* What the task requires *
In this material, which lines include the string "Notes"? Show them.

*** Opening Material for the task ***

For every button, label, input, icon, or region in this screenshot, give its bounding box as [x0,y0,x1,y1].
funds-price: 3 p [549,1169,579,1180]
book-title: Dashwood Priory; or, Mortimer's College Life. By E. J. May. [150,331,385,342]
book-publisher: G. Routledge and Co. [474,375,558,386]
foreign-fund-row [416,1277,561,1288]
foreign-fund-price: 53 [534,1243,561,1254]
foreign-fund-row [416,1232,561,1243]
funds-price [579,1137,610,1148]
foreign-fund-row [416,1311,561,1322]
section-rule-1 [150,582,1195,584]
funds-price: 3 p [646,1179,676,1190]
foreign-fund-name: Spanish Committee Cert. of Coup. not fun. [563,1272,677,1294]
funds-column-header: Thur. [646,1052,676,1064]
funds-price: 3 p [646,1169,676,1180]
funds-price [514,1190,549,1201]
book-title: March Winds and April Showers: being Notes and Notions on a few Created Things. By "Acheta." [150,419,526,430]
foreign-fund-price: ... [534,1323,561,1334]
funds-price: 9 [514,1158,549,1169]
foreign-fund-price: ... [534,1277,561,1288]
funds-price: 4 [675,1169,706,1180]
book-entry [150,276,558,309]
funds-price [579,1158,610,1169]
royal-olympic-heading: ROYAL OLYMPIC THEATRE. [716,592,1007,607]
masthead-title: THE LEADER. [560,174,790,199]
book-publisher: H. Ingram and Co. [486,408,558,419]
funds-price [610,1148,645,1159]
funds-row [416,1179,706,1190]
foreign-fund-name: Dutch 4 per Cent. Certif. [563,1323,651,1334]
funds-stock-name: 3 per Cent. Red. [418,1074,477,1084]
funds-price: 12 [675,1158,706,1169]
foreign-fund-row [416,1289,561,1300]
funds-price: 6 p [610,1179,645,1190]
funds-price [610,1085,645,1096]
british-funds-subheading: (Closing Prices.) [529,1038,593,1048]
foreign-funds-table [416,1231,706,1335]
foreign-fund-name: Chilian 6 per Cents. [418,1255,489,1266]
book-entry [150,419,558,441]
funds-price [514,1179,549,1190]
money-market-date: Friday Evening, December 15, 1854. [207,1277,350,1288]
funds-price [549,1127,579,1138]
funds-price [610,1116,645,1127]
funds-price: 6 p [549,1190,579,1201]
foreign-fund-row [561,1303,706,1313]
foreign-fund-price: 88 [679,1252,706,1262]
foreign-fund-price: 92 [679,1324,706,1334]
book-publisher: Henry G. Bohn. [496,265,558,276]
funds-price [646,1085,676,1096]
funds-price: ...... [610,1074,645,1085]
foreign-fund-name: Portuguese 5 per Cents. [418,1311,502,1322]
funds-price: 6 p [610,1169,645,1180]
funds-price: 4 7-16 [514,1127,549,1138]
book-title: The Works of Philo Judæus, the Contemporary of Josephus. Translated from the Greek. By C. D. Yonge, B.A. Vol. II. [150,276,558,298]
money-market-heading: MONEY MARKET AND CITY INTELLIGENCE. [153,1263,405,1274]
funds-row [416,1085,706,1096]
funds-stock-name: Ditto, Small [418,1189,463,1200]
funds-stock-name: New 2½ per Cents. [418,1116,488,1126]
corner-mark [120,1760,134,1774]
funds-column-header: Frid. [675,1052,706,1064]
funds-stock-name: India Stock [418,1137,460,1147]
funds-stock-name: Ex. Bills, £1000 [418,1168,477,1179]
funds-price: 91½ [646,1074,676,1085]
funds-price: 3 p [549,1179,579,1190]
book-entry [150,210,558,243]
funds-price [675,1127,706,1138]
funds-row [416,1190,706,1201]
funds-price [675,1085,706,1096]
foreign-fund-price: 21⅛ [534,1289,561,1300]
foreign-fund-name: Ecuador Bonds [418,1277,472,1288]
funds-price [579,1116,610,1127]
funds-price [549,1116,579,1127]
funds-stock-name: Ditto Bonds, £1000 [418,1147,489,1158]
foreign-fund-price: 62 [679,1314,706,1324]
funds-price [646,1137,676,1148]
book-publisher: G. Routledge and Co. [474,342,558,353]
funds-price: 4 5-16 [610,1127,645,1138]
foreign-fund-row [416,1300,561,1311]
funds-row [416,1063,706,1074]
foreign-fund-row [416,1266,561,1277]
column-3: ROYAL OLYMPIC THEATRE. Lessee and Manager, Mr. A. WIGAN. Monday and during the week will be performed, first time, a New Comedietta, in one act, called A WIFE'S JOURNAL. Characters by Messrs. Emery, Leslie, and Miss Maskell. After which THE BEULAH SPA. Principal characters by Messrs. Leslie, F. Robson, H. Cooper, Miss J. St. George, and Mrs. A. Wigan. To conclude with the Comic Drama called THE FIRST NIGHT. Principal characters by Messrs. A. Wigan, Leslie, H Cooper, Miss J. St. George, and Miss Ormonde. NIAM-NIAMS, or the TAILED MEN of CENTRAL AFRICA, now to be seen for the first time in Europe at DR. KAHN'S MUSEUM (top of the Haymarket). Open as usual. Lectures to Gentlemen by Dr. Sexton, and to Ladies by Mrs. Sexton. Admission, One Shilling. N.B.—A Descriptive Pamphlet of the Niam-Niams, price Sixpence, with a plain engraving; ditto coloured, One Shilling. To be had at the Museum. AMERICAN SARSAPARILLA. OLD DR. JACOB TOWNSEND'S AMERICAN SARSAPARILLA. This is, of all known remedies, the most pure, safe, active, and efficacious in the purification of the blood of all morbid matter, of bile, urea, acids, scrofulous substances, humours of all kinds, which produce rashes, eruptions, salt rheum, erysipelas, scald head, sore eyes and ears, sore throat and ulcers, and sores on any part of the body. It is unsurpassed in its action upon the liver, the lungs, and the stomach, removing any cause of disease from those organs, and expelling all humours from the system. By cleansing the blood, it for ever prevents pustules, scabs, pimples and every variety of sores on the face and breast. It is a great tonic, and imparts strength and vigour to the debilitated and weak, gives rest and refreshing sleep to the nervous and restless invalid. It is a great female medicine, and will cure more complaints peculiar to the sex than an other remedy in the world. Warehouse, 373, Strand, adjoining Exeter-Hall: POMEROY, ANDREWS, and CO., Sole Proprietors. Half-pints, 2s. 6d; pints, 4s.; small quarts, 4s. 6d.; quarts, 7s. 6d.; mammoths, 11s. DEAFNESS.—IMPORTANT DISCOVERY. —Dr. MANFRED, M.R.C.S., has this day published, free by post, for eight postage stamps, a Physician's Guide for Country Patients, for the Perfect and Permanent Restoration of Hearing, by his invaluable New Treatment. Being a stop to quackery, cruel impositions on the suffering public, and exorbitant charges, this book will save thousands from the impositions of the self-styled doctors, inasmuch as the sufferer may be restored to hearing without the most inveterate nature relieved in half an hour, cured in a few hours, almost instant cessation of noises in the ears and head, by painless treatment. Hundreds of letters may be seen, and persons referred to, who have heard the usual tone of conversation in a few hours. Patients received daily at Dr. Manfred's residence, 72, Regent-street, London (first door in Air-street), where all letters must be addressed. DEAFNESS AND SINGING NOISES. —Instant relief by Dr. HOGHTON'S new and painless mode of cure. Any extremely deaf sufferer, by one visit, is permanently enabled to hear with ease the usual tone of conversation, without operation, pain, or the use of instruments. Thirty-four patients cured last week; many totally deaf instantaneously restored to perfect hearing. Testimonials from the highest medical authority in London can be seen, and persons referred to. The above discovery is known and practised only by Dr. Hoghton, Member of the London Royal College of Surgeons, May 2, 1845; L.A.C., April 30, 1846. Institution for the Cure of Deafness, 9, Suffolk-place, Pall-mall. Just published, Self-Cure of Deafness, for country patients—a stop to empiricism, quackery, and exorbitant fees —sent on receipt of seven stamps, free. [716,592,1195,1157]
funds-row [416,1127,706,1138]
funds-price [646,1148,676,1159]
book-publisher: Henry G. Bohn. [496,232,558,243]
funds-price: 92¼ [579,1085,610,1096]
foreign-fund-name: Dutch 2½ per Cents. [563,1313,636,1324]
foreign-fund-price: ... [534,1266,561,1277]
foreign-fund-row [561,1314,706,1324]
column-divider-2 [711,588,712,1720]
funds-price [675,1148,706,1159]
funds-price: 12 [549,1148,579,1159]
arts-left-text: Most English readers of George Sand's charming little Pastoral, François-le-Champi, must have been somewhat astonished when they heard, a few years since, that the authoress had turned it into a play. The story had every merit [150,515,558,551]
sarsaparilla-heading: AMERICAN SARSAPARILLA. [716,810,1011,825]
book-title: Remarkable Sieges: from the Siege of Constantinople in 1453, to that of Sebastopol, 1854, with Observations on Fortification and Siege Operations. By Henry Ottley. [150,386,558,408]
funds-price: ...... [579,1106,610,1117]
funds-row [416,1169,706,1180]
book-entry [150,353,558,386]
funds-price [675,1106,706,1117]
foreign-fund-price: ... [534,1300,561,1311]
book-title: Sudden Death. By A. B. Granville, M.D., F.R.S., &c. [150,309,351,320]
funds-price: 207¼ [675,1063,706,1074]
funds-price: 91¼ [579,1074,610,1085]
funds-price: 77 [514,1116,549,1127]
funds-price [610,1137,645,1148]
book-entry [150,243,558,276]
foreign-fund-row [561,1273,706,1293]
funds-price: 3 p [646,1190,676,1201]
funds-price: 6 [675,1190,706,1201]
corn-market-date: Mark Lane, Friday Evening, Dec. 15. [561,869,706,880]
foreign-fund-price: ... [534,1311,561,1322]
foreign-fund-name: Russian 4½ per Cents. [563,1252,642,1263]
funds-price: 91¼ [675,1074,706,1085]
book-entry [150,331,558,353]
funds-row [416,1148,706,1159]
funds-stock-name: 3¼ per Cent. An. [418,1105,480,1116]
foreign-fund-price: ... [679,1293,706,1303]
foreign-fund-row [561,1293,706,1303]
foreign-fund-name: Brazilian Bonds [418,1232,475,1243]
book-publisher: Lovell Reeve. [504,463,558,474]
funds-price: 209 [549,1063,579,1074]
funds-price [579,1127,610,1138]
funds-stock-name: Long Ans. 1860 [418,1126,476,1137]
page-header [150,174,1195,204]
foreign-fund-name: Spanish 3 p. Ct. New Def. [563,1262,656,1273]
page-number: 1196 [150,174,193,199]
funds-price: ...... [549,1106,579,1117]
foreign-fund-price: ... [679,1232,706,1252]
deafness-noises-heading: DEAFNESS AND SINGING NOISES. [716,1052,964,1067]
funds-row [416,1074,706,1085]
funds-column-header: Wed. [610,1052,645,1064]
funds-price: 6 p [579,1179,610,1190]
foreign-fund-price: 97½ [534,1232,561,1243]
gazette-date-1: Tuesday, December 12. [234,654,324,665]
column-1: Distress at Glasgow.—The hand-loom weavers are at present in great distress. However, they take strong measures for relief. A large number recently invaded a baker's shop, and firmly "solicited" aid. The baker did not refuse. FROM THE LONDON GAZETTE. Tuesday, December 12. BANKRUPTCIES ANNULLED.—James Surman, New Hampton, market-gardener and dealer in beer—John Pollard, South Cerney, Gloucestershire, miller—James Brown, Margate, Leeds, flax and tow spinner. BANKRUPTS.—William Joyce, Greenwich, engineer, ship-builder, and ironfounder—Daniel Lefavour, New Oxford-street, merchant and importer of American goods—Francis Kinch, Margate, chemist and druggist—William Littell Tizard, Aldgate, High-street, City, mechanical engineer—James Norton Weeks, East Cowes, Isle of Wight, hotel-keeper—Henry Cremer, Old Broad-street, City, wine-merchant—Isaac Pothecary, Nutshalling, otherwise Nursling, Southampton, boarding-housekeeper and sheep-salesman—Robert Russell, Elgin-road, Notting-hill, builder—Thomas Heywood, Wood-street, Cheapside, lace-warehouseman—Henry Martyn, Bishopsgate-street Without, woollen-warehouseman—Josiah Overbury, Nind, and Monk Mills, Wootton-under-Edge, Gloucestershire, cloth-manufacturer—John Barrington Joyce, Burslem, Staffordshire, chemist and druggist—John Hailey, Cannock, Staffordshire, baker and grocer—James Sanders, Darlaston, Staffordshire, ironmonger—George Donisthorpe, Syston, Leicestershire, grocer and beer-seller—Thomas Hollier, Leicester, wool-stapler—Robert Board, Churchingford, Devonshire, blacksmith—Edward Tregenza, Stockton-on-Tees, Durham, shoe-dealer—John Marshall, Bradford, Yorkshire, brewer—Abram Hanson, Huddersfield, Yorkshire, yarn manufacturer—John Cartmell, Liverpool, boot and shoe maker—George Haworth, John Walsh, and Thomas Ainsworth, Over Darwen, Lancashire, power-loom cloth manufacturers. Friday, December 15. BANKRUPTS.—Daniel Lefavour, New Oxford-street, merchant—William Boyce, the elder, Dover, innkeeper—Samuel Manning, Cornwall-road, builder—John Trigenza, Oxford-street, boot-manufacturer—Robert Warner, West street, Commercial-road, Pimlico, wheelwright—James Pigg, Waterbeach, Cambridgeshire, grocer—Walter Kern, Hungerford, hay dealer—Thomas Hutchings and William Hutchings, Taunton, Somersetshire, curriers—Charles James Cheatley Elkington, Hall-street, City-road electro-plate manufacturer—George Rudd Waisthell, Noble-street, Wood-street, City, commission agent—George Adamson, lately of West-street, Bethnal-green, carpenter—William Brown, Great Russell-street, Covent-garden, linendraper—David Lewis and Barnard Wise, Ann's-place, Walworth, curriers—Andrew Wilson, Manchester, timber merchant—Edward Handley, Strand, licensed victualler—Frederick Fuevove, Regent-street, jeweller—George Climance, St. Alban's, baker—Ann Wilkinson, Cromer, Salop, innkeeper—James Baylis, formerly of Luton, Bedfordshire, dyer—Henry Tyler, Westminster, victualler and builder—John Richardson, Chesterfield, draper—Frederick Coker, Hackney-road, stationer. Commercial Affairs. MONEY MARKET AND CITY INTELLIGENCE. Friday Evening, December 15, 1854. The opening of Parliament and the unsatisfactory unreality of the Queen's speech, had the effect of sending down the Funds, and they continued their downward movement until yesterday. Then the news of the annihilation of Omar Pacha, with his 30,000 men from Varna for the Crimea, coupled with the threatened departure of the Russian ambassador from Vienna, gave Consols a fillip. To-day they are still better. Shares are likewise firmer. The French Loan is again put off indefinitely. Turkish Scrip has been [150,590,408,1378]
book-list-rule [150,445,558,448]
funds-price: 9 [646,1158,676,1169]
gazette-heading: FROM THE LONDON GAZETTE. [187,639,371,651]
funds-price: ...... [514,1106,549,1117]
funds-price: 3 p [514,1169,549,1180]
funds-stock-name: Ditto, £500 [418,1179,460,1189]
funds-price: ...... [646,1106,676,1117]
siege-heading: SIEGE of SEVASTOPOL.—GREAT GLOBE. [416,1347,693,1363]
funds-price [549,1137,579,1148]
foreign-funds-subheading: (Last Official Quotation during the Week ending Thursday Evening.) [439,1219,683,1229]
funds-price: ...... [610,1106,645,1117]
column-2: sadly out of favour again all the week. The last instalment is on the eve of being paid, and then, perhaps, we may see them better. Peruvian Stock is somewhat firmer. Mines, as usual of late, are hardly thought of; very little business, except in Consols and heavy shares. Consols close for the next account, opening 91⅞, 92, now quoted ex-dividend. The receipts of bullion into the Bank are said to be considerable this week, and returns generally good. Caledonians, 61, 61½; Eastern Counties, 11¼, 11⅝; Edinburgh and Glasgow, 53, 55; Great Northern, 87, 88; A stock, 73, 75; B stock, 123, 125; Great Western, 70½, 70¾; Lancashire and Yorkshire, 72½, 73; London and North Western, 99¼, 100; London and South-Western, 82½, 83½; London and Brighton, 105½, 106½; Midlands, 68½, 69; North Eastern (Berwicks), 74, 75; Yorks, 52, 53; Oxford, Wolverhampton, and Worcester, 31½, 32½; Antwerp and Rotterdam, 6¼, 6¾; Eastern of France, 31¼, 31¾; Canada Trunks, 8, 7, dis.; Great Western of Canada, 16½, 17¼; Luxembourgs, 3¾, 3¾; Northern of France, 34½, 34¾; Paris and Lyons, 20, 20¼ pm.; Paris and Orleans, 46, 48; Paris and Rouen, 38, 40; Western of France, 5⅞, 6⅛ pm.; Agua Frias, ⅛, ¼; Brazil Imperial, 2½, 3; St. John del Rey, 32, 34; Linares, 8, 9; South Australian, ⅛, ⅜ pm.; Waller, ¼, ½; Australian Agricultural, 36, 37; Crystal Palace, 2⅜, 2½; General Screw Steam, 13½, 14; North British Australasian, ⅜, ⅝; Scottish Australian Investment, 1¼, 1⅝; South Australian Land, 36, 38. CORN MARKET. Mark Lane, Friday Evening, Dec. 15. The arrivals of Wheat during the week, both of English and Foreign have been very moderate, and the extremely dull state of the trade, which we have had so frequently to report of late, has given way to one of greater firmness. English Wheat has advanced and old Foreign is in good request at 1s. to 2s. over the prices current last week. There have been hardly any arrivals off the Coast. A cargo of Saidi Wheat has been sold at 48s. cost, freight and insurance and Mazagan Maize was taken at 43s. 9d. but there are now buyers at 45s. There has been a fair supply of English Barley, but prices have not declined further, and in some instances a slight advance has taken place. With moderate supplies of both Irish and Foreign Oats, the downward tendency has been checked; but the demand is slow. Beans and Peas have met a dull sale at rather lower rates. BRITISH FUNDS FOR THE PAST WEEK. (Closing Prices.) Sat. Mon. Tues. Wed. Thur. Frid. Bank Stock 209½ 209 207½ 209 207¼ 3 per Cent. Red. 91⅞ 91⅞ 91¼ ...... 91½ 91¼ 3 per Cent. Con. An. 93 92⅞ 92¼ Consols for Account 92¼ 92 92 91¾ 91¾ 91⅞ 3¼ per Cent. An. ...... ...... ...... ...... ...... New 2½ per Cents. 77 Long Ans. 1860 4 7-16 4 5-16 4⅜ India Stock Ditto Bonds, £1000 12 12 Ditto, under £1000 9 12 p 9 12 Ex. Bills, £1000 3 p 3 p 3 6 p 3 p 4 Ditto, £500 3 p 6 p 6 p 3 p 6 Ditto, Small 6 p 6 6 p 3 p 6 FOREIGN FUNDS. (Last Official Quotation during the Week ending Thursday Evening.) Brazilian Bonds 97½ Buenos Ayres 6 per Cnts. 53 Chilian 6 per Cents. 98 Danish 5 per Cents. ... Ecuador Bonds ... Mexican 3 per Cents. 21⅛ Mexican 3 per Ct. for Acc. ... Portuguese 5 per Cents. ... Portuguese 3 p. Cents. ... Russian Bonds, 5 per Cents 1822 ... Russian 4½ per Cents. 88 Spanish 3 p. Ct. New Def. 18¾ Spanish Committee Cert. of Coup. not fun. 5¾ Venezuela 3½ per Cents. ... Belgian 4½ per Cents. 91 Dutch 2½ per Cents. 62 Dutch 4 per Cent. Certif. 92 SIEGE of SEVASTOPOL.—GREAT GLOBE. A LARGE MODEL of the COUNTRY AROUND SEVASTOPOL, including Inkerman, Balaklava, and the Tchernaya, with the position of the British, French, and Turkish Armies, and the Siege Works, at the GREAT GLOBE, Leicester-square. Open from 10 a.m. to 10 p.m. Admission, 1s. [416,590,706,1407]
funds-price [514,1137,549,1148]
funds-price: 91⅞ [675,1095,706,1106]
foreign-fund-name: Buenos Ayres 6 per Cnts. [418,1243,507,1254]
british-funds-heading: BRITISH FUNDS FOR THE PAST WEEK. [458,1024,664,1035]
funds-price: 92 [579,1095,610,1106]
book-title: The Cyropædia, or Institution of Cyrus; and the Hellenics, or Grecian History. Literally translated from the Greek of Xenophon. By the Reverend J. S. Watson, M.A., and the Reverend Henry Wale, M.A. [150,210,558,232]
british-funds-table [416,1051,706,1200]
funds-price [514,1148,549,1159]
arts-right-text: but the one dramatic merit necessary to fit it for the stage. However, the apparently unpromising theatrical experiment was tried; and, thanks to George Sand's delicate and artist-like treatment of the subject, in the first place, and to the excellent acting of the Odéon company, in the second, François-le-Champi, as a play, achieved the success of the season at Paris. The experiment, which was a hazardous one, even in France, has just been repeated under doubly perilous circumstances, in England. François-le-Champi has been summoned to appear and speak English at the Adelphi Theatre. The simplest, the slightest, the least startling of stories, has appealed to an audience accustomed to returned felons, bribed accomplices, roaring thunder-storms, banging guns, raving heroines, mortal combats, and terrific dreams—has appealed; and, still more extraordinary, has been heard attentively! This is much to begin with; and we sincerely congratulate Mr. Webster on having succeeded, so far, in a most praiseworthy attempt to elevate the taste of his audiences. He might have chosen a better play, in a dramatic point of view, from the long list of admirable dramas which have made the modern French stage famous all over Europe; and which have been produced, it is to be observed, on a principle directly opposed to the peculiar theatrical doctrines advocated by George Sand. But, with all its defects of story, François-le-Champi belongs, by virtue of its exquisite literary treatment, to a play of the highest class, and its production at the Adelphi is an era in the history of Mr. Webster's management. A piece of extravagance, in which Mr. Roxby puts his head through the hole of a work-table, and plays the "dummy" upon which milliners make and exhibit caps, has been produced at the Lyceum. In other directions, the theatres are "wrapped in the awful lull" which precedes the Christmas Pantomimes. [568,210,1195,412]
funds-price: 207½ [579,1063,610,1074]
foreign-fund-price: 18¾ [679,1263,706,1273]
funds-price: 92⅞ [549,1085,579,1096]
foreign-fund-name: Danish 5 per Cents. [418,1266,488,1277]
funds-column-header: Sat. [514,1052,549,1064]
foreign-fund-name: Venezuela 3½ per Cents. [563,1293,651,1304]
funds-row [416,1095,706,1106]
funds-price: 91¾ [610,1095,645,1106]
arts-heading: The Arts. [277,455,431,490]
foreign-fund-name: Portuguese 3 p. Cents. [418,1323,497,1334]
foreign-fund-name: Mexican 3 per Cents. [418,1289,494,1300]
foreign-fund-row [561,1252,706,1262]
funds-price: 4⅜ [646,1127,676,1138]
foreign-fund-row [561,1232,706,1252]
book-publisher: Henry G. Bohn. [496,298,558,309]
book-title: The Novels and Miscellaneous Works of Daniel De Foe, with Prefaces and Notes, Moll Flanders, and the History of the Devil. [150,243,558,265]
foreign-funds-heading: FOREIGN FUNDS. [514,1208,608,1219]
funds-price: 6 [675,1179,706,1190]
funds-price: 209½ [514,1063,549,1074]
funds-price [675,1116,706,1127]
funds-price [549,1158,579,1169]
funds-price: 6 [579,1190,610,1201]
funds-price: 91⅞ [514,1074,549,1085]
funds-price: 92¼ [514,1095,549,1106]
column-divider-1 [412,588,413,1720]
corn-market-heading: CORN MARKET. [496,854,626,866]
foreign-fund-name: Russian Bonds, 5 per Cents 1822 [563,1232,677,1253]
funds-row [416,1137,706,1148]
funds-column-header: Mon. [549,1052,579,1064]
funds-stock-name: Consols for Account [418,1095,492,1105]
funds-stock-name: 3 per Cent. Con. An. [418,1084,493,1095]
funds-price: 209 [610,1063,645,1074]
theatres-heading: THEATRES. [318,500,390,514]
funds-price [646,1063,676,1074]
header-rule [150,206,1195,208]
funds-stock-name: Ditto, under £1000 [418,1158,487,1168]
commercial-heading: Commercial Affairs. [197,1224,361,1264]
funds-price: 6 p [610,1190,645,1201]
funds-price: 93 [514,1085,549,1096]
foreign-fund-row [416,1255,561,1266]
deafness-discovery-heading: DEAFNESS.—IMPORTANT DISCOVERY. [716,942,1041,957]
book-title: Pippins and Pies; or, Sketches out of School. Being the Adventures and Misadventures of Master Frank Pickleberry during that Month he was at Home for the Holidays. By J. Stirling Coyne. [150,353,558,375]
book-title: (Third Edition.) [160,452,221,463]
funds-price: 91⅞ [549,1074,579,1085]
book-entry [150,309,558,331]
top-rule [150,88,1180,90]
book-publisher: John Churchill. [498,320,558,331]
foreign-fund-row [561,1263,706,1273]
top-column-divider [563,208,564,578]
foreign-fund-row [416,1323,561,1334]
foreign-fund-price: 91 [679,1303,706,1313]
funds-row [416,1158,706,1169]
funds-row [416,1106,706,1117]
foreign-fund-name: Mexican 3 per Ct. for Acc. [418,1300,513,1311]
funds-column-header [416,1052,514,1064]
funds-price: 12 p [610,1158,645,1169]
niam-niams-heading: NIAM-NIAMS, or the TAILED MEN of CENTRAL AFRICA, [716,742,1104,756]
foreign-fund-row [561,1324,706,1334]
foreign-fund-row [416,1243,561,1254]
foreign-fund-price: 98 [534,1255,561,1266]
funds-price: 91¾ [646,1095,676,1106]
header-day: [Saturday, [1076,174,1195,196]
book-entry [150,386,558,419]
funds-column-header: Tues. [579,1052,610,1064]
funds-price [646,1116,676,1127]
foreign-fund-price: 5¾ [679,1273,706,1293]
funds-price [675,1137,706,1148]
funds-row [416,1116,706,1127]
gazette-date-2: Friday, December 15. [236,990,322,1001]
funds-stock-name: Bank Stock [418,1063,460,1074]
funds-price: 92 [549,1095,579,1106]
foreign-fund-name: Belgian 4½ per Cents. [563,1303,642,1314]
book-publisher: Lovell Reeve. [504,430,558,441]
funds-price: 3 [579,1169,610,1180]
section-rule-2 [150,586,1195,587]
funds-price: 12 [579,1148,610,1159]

*** Closing Material for the task ***

* Problem solution *
book-title: March Winds and April Showers: being Notes and Notions on a few Created Things. By "Acheta." [150,419,526,430]
book-title: The Novels and Miscellaneous Works of Daniel De Foe, with Prefaces and Notes, Moll Flanders, and the History of the Devil. [150,243,558,265]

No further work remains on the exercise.